_REQUIREMENT_
Copy out each line of the material in which the word "this" appears.

_LISTED RECORDS_
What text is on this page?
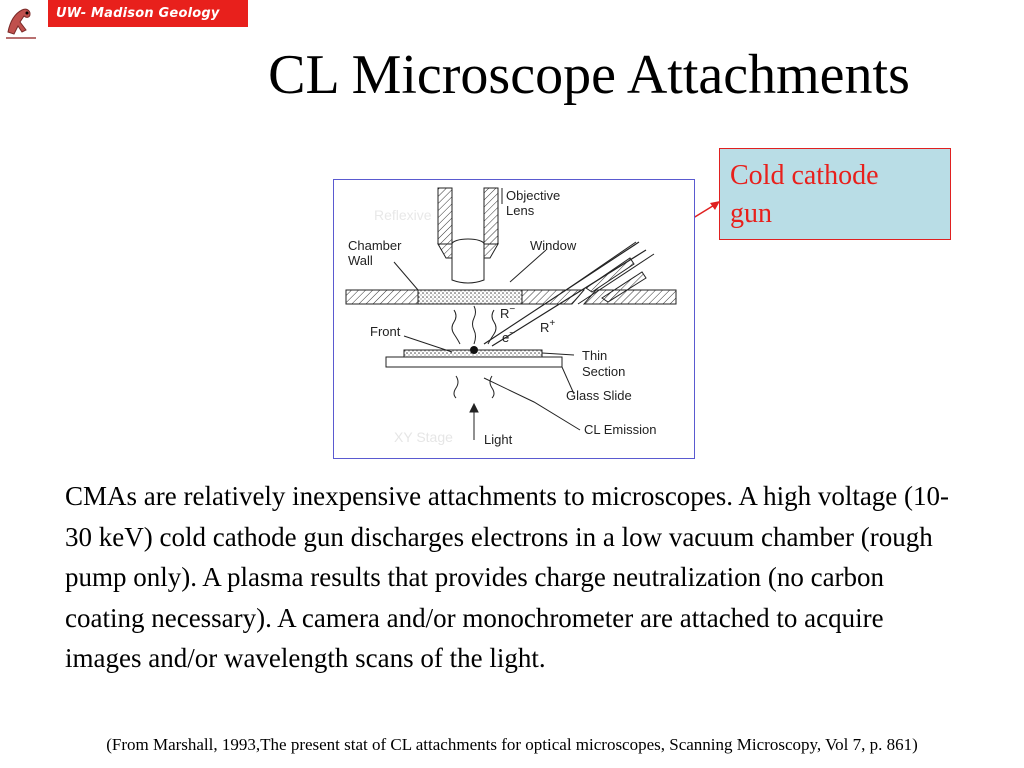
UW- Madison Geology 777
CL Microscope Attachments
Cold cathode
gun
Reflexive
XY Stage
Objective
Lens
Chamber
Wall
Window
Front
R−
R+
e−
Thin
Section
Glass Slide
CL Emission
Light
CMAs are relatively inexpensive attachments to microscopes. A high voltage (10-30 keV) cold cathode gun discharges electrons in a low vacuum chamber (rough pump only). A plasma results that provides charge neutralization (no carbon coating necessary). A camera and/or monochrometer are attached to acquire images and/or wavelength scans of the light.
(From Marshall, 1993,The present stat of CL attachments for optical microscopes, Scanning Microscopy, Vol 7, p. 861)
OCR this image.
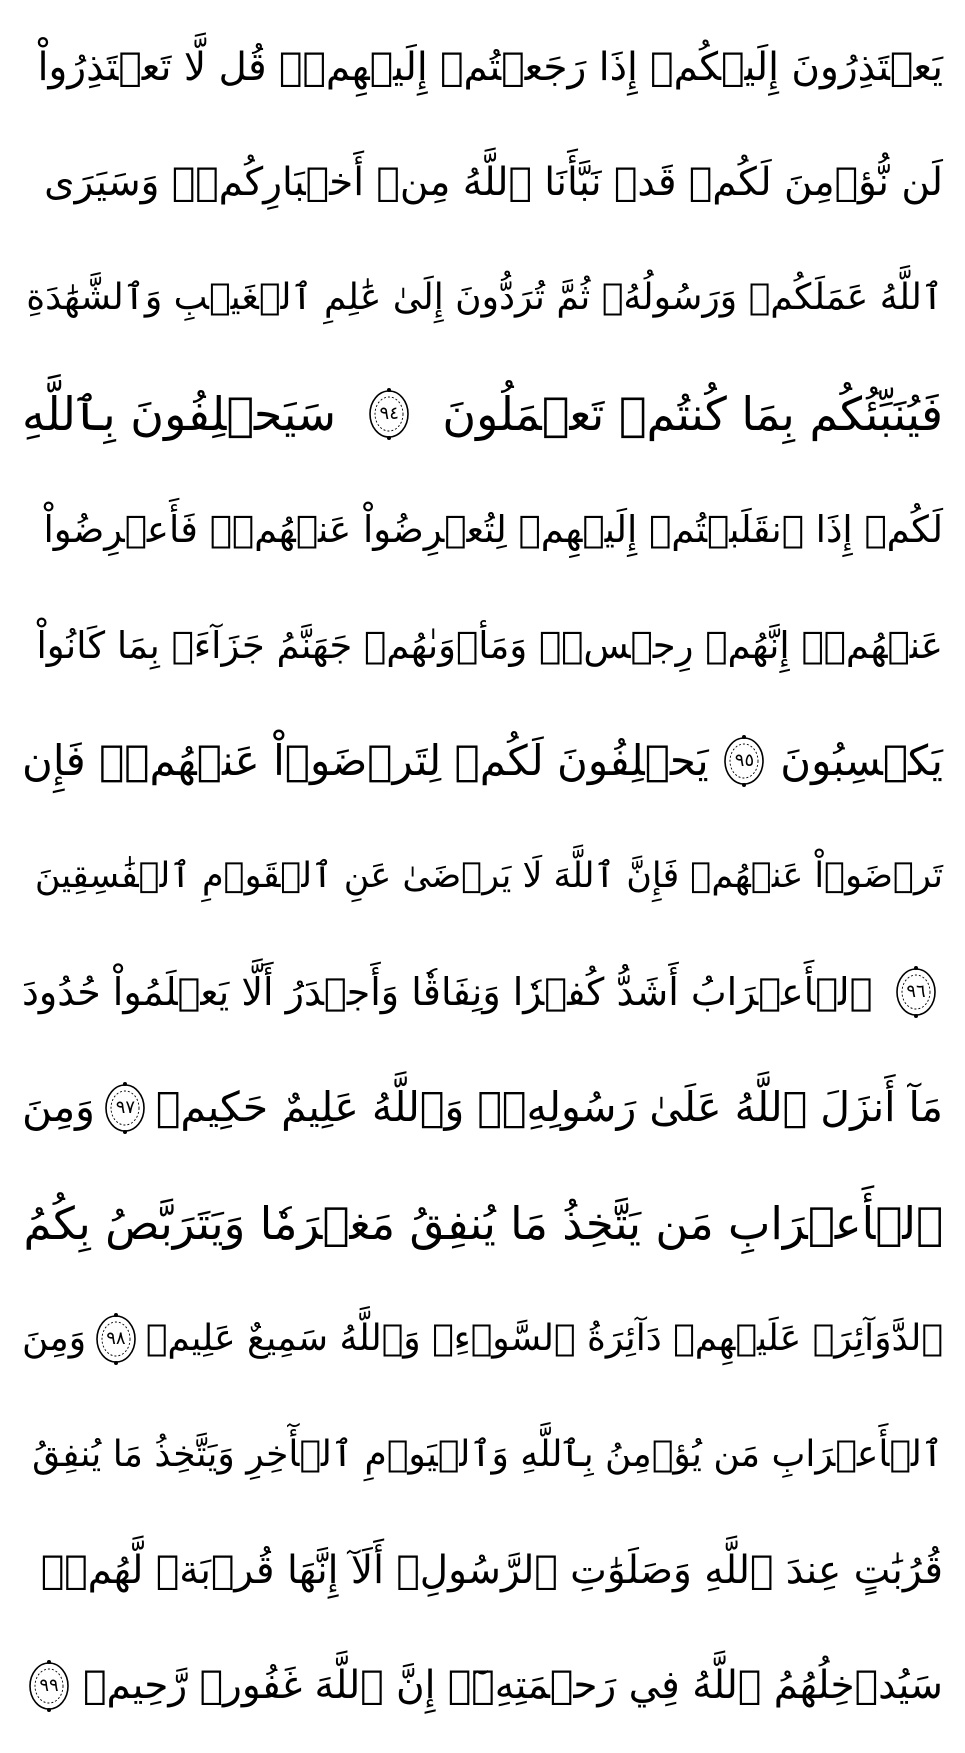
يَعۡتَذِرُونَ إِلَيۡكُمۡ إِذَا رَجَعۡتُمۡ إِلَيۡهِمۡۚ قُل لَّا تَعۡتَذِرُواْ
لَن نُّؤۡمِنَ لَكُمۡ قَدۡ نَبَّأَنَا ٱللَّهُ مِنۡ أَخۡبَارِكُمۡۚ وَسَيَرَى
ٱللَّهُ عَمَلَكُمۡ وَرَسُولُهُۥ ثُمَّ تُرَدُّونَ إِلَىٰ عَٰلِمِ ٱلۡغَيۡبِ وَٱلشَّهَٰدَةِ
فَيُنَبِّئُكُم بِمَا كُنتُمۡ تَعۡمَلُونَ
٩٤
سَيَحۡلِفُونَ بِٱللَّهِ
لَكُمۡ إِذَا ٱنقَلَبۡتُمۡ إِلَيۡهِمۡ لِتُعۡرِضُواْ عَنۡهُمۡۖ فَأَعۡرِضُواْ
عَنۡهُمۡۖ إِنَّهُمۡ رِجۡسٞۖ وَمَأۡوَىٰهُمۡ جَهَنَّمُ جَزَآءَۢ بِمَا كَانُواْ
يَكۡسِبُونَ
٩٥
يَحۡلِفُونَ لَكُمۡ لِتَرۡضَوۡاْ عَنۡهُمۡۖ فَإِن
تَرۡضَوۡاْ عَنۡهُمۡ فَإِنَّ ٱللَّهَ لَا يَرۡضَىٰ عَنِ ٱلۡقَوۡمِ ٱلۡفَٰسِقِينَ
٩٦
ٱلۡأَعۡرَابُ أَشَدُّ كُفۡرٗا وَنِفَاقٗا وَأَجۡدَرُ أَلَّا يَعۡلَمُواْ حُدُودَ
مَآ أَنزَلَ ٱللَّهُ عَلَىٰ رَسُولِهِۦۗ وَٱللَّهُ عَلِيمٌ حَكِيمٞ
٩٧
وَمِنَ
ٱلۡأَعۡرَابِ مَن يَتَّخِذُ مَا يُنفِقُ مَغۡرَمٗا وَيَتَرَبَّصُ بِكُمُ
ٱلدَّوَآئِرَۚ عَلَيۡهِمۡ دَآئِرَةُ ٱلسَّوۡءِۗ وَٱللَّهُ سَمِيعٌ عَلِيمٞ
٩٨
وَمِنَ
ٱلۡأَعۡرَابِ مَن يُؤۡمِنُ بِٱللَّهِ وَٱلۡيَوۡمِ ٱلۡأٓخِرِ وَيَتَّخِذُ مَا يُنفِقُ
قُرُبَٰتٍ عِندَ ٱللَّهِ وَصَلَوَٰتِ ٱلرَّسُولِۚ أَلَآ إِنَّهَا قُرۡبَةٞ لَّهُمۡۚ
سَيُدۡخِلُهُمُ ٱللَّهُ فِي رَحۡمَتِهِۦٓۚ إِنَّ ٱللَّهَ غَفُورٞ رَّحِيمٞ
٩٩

_ANSWER_
What text is on this page?
OCR this image.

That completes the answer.